## Document excerpt
****
We are currently running consul 1.9.3 but we have been using consul since v1.5.x. It could be because of our misconfiguration, but I noticed that our consul servers do not garbage collect the dead consul nodes (clients) from consul catalog. Recently I was doing destructive testing on zookeeper where I was killing servers constantly for days, and all those dead servers (which had consul client on them when they were alive) are still visible in consul server catalog after days. I can force clean them by doing a rolling restart of consul servers.
I tried to find any configuration in the doc that might control this with no luck. So my question is: is there such as config that I can set? How can I ensure that consul servers remove dead clients in a reasonable time frame?
(BTW, I think this might be a consul bug, for our zookeeper, we have 2 custom health checks that are registered in consul. I’ve noticed that after I kill a healthy node, the
Serf Health Status show that
Agent not alive or reachable. However, the 2 custom health checks still show as passing in consul for this node. Could that be the reason that consul is not removing the node from catalog?)
First thing that comes into my mind is the autopilot.
consul operator autopilot get-config
this is what I got:
# consul operator autopilot get-config
CleanupDeadServers = true
LastContactThreshold = 200ms
MaxTrailingLogs = 250
MinQuorum = 0
ServerStabilizationTime = 10s
RedundancyZoneTag = ""
DisableUpgradeMigration = false
UpgradeVersionTag = ""
any ideas how I can fix this without having to rotate consul servers? I’ve got 300+ dead nodes in my zookeeper cluster catalog at the moment
Just trying to understand this better. Are you seeing that the servers in
failed state are still showing up in the catalog even after 3 days (72 hours)? The default reconnect_timeout is 72 hours.
Considering that your failed nodes are
client agents, you could try setting the advertise_reconnect_timeout. This is configurable per agent and for
client agents only.
I tried this config and I could see that the nodes are getting reaped close to the value configured for
2021-03-04T11:59:54.783+1100 [DEBUG] agent.server.memberlist.lan: memberlist: Failed ping: dc1-cli-6 (timeout reached)
****
## Task 1
According to the Consul thread, what is the default reconnect_timeout?
## Task 2
Go on with the Consul thread from its last line.
The records are separate material, unrelated to the Consul thread above.

(Layout annotation records)
****
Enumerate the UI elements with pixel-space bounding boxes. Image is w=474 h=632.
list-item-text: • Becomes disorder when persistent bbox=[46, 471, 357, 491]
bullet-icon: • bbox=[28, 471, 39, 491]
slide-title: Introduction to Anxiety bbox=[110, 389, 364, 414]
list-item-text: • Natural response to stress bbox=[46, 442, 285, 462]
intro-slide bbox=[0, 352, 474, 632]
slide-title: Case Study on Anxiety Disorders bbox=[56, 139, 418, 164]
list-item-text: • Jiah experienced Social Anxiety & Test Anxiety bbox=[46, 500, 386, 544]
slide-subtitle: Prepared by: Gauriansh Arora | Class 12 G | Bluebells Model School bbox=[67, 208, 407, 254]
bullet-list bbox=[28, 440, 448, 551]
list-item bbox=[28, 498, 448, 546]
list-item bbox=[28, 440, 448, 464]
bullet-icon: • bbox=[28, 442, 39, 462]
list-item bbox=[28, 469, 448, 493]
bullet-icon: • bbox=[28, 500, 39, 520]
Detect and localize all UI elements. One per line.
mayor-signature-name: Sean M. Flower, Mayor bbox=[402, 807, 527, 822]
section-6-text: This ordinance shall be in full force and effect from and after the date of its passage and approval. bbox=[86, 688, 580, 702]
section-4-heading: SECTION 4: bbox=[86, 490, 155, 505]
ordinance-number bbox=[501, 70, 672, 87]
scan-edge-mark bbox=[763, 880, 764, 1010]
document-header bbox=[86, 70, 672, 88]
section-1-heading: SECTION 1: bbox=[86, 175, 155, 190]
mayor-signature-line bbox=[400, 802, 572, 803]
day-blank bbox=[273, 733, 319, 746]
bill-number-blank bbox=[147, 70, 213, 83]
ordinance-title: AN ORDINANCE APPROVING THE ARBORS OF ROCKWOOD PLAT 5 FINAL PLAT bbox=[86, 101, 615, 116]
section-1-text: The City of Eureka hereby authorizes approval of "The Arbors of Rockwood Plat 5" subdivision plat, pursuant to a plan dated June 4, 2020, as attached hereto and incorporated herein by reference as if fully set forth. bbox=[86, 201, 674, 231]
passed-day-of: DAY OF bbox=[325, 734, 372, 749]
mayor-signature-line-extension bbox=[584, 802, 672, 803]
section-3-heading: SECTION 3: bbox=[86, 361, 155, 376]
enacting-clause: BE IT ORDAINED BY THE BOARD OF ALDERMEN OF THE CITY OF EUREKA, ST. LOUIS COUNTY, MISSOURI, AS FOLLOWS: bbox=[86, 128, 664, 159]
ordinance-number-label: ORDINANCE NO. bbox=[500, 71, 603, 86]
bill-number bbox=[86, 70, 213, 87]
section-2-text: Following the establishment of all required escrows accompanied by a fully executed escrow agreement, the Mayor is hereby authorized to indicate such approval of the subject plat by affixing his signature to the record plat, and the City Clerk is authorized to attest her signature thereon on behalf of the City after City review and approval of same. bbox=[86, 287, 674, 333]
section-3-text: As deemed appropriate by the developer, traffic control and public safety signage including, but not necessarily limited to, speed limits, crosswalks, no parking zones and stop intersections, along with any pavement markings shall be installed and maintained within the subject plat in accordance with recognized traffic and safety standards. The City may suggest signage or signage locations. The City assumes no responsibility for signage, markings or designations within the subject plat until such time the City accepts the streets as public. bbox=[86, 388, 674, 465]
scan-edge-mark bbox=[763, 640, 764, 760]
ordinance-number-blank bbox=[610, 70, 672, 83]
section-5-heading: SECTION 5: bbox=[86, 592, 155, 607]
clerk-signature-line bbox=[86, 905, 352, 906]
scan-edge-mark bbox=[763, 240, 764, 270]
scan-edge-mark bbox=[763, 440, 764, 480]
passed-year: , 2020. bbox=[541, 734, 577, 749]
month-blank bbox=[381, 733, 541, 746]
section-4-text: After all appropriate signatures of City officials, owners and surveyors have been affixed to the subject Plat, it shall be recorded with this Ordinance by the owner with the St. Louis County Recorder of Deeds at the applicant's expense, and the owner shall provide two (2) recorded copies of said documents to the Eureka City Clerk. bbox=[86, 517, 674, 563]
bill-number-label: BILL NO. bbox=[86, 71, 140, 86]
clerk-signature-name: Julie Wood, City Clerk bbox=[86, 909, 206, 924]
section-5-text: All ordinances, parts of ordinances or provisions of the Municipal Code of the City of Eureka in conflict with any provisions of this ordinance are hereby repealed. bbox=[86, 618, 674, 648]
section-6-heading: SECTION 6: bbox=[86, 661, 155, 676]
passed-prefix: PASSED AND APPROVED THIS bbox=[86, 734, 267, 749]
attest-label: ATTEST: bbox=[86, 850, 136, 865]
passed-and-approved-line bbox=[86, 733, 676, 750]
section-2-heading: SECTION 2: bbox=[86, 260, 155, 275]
****
## Exercise output 1
72 hours.

## Exercise output 2
2021-03-04T11:59:55.295+1100 [INFO] agent.server.memberlist.lan: memberlist: Suspect dc1-cli-6 has failed, no acks received
2021-03-04T11:59:58.446+1100 [INFO] agent.server.memberlist.lan: memberlist: Marking dc1-cli-6 as failed, suspect timeout reached (2 peer c
onfirmations) 2021-03-04T11:59:58.446+1100 [INFO] agent.server.serf.lan: serf: EventMemberFailed: dc1-cli-6 192.168.42.16
2021-03-04T11:59:58.447+1100 [INFO] agent.server: member failed, marking health critical: member=dc1-cli-6
2021-03-04T11:59:58.736+1100 [DEBUG] agent.server.memberlist.wan: memberlist: Stream connection from=192.168.42.2:51918
2021-03-04T12:00:07.382+1100 [DEBUG] agent.server.serf.lan: serf: forgoing reconnect for random throttling
2021-03-04T12:00:07.390+1100 [INFO] agent.server.serf.lan: serf: EventMemberReap: dc1-cli-6
2021-03-04T12:00:07.393+1100 [INFO] agent.server: deregistering member: member=dc1-cli-6 reason=reaped
In the above example, I had configured
advertise_reconnect_timeout = "1s".
I am keen to know whether this fixes your problem.
Also have a look at this thread if you haven’t already: Configure time to cleanup failed consul clients when working with AWS Spot instances · Issue #2982 · hashicorp/consul · GitHub
@Ranjandas Thanks a lot for that tip. It looks to be the right way to go. However, when I tried it by putting it in my config file:
datacenter = "my-data-center"
primary_datacenter = "my-primary-data-center"
server = false
advertise_reconnect_timeout = "60s"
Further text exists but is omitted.